# [Requirement]
Copy each line that holds "обнаружении".

★ ★ ★ ★ ★ ★ ★

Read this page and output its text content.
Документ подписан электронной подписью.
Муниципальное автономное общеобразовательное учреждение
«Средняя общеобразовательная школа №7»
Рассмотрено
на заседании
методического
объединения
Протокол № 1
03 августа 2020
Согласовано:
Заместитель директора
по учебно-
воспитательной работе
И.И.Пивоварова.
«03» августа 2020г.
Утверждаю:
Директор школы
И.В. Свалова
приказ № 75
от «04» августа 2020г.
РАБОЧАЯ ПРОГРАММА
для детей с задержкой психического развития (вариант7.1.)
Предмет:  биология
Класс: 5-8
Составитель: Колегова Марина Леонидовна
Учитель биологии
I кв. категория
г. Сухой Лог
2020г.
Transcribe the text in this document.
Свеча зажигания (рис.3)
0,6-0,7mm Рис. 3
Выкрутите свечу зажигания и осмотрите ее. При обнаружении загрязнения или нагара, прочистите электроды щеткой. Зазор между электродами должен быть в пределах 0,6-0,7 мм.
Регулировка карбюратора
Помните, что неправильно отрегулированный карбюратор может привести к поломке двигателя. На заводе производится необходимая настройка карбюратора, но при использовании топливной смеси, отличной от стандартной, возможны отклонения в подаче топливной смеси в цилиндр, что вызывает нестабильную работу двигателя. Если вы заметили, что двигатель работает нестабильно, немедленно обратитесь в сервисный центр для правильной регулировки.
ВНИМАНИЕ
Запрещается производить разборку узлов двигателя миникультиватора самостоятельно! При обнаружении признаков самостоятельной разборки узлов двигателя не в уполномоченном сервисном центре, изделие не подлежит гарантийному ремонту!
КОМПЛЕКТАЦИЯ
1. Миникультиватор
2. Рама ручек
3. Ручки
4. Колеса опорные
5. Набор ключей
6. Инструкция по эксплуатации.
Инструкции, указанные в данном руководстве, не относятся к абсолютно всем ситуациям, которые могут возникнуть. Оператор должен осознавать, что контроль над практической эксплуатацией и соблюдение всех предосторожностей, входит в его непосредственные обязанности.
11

★ ★ ★ ★ ★ ★ ★

# [Answer for this exercise]
Выкрутите свечу зажигания и осмотрите ее. При обнаружении загрязнения или нагара, прочистите электроды щеткой. Зазор между электродами должен быть в пределах 0,6-0,7 мм.
Запрещается производить разборку узлов двигателя миникультиватора самостоятельно! При обнаружении признаков самостоятельной разборки узлов двигателя не в уполномоченном сервисном центре, изделие не подлежит гарантийному ремонту!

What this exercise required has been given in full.